▶ _SUPPLIED RECORDS_:

● ● ●

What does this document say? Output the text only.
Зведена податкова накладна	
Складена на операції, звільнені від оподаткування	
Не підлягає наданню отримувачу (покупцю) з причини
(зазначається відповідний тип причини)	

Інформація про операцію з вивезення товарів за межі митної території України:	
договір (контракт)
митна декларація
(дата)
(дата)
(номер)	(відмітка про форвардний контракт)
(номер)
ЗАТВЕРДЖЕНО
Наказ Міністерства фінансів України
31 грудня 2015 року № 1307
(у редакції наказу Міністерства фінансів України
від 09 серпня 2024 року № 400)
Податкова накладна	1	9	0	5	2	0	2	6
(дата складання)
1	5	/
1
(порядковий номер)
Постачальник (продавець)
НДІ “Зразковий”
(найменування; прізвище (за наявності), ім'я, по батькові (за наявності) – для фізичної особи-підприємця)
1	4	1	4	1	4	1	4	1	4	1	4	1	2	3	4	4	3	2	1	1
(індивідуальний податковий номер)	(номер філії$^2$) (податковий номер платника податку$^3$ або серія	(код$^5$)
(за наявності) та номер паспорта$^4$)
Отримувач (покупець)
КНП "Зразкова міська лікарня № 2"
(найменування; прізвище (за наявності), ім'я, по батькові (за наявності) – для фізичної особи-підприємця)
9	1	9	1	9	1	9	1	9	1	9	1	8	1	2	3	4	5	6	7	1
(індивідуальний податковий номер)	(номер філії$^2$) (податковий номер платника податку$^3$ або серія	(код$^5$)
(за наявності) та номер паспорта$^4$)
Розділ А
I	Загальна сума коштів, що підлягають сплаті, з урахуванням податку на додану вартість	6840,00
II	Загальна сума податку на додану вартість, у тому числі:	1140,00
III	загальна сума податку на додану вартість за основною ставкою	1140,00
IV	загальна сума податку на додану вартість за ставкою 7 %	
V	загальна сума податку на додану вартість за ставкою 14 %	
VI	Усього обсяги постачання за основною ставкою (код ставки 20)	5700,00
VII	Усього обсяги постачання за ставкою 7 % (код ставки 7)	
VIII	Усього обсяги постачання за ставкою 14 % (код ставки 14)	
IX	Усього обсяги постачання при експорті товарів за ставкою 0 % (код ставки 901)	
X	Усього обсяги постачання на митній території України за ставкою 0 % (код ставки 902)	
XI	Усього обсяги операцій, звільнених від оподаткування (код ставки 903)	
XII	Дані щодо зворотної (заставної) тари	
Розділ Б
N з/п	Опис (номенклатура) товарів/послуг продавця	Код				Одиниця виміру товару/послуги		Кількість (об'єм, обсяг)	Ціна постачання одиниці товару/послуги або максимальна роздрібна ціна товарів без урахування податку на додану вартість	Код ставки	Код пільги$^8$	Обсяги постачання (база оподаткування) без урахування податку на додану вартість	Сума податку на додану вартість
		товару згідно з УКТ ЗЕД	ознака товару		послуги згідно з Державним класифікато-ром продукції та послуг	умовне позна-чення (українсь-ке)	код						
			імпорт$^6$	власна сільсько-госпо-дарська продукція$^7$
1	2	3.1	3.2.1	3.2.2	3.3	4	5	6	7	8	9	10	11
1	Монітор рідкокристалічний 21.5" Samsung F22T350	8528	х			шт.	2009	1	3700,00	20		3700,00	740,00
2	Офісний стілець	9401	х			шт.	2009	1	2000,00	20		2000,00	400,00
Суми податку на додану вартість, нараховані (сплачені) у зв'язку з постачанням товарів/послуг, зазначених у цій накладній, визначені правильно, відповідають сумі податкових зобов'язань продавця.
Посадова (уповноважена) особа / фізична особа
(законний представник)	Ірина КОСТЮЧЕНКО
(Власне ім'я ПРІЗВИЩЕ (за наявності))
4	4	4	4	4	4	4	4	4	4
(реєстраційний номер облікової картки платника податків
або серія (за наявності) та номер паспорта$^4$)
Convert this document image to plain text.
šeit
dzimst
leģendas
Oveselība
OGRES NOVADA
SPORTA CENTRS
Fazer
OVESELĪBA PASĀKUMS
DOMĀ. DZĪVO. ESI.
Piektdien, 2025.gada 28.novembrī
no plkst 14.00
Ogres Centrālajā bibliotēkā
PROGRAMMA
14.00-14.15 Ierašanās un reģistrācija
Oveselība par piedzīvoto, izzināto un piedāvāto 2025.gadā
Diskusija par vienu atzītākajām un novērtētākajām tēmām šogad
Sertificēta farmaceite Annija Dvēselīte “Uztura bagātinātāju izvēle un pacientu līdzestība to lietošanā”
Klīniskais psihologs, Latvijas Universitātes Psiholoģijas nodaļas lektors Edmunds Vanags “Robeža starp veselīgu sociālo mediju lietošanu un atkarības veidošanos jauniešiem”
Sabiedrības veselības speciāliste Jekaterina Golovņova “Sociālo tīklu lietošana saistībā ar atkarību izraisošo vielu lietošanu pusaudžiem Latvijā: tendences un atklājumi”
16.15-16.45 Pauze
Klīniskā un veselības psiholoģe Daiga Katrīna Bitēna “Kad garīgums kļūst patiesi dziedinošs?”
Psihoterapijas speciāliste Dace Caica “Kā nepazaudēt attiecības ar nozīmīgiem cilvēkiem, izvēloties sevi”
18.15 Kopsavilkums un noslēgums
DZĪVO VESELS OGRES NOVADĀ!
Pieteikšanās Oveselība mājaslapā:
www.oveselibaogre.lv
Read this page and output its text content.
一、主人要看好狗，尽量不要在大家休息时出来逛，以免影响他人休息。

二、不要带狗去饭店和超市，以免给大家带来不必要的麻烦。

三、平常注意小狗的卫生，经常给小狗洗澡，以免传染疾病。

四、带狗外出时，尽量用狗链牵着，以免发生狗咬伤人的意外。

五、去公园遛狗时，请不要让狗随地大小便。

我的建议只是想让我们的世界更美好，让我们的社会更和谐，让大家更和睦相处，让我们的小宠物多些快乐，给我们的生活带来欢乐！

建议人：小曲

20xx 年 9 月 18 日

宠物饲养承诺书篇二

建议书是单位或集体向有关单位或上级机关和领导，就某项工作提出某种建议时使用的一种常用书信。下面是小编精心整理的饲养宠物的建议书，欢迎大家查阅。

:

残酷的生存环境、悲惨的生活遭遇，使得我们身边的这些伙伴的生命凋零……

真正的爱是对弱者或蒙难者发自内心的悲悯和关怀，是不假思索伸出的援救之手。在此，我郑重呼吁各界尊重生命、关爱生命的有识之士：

● ● ●

▶ _EXERCISE AIM_: Exactly as they are written, print the entries again.

▶ _FINAL RESULT_:
What does this document say? Output the text only.
Зведена податкова накладна	
Складена на операції, звільнені від оподаткування	
Не підлягає наданню отримувачу (покупцю) з причини
(зазначається відповідний тип причини)	

Інформація про операцію з вивезення товарів за межі митної території України:	
договір (контракт)
митна декларація
(дата)
(дата)
(номер)	(відмітка про форвардний контракт)
(номер)
ЗАТВЕРДЖЕНО
Наказ Міністерства фінансів України
31 грудня 2015 року № 1307
(у редакції наказу Міністерства фінансів України
від 09 серпня 2024 року № 400)
Податкова накладна	1	9	0	5	2	0	2	6
(дата складання)
1	5	/
1
(порядковий номер)
Постачальник (продавець)
НДІ “Зразковий”
(найменування; прізвище (за наявності), ім'я, по батькові (за наявності) – для фізичної особи-підприємця)
1	4	1	4	1	4	1	4	1	4	1	4	1	2	3	4	4	3	2	1	1
(індивідуальний податковий номер)	(номер філії$^2$) (податковий номер платника податку$^3$ або серія	(код$^5$)
(за наявності) та номер паспорта$^4$)
Отримувач (покупець)
КНП "Зразкова міська лікарня № 2"
(найменування; прізвище (за наявності), ім'я, по батькові (за наявності) – для фізичної особи-підприємця)
9	1	9	1	9	1	9	1	9	1	9	1	8	1	2	3	4	5	6	7	1
(індивідуальний податковий номер)	(номер філії$^2$) (податковий номер платника податку$^3$ або серія	(код$^5$)
(за наявності) та номер паспорта$^4$)
Розділ А
I	Загальна сума коштів, що підлягають сплаті, з урахуванням податку на додану вартість	6840,00
II	Загальна сума податку на додану вартість, у тому числі:	1140,00
III	загальна сума податку на додану вартість за основною ставкою	1140,00
IV	загальна сума податку на додану вартість за ставкою 7 %	
V	загальна сума податку на додану вартість за ставкою 14 %	
VI	Усього обсяги постачання за основною ставкою (код ставки 20)	5700,00
VII	Усього обсяги постачання за ставкою 7 % (код ставки 7)	
VIII	Усього обсяги постачання за ставкою 14 % (код ставки 14)	
IX	Усього обсяги постачання при експорті товарів за ставкою 0 % (код ставки 901)	
X	Усього обсяги постачання на митній території України за ставкою 0 % (код ставки 902)	
XI	Усього обсяги операцій, звільнених від оподаткування (код ставки 903)	
XII	Дані щодо зворотної (заставної) тари	
Розділ Б
N з/п	Опис (номенклатура) товарів/послуг продавця	Код				Одиниця виміру товару/послуги		Кількість (об'єм, обсяг)	Ціна постачання одиниці товару/послуги або максимальна роздрібна ціна товарів без урахування податку на додану вартість	Код ставки	Код пільги$^8$	Обсяги постачання (база оподаткування) без урахування податку на додану вартість	Сума податку на додану вартість
		товару згідно з УКТ ЗЕД	ознака товару		послуги згідно з Державним класифікато-ром продукції та послуг	умовне позна-чення (українсь-ке)	код						
			імпорт$^6$	власна сільсько-госпо-дарська продукція$^7$
1	2	3.1	3.2.1	3.2.2	3.3	4	5	6	7	8	9	10	11
1	Монітор рідкокристалічний 21.5" Samsung F22T350	8528	х			шт.	2009	1	3700,00	20		3700,00	740,00
2	Офісний стілець	9401	х			шт.	2009	1	2000,00	20		2000,00	400,00
Суми податку на додану вартість, нараховані (сплачені) у зв'язку з постачанням товарів/послуг, зазначених у цій накладній, визначені правильно, відповідають сумі податкових зобов'язань продавця.
Посадова (уповноважена) особа / фізична особа
(законний представник)	Ірина КОСТЮЧЕНКО
(Власне ім'я ПРІЗВИЩЕ (за наявності))
4	4	4	4	4	4	4	4	4	4
(реєстраційний номер облікової картки платника податків
або серія (за наявності) та номер паспорта$^4$)
Convert this document image to plain text.
šeit
dzimst
leģendas
Oveselība
OGRES NOVADA
SPORTA CENTRS
Fazer
OVESELĪBA PASĀKUMS
DOMĀ. DZĪVO. ESI.
Piektdien, 2025.gada 28.novembrī
no plkst 14.00
Ogres Centrālajā bibliotēkā
PROGRAMMA
14.00-14.15 Ierašanās un reģistrācija
Oveselība par piedzīvoto, izzināto un piedāvāto 2025.gadā
Diskusija par vienu atzītākajām un novērtētākajām tēmām šogad
Sertificēta farmaceite Annija Dvēselīte “Uztura bagātinātāju izvēle un pacientu līdzestība to lietošanā”
Klīniskais psihologs, Latvijas Universitātes Psiholoģijas nodaļas lektors Edmunds Vanags “Robeža starp veselīgu sociālo mediju lietošanu un atkarības veidošanos jauniešiem”
Sabiedrības veselības speciāliste Jekaterina Golovņova “Sociālo tīklu lietošana saistībā ar atkarību izraisošo vielu lietošanu pusaudžiem Latvijā: tendences un atklājumi”
16.15-16.45 Pauze
Klīniskā un veselības psiholoģe Daiga Katrīna Bitēna “Kad garīgums kļūst patiesi dziedinošs?”
Psihoterapijas speciāliste Dace Caica “Kā nepazaudēt attiecības ar nozīmīgiem cilvēkiem, izvēloties sevi”
18.15 Kopsavilkums un noslēgums
DZĪVO VESELS OGRES NOVADĀ!
Pieteikšanās Oveselība mājaslapā:
www.oveselibaogre.lv
Read this page and output its text content.
一、主人要看好狗，尽量不要在大家休息时出来逛，以免影响他人休息。

二、不要带狗去饭店和超市，以免给大家带来不必要的麻烦。

三、平常注意小狗的卫生，经常给小狗洗澡，以免传染疾病。

四、带狗外出时，尽量用狗链牵着，以免发生狗咬伤人的意外。

五、去公园遛狗时，请不要让狗随地大小便。

我的建议只是想让我们的世界更美好，让我们的社会更和谐，让大家更和睦相处，让我们的小宠物多些快乐，给我们的生活带来欢乐！

建议人：小曲

20xx 年 9 月 18 日

宠物饲养承诺书篇二

建议书是单位或集体向有关单位或上级机关和领导，就某项工作提出某种建议时使用的一种常用书信。下面是小编精心整理的饲养宠物的建议书，欢迎大家查阅。

:

残酷的生存环境、悲惨的生活遭遇，使得我们身边的这些伙伴的生命凋零……

真正的爱是对弱者或蒙难者发自内心的悲悯和关怀，是不假思索伸出的援救之手。在此，我郑重呼吁各界尊重生命、关爱生命的有识之士：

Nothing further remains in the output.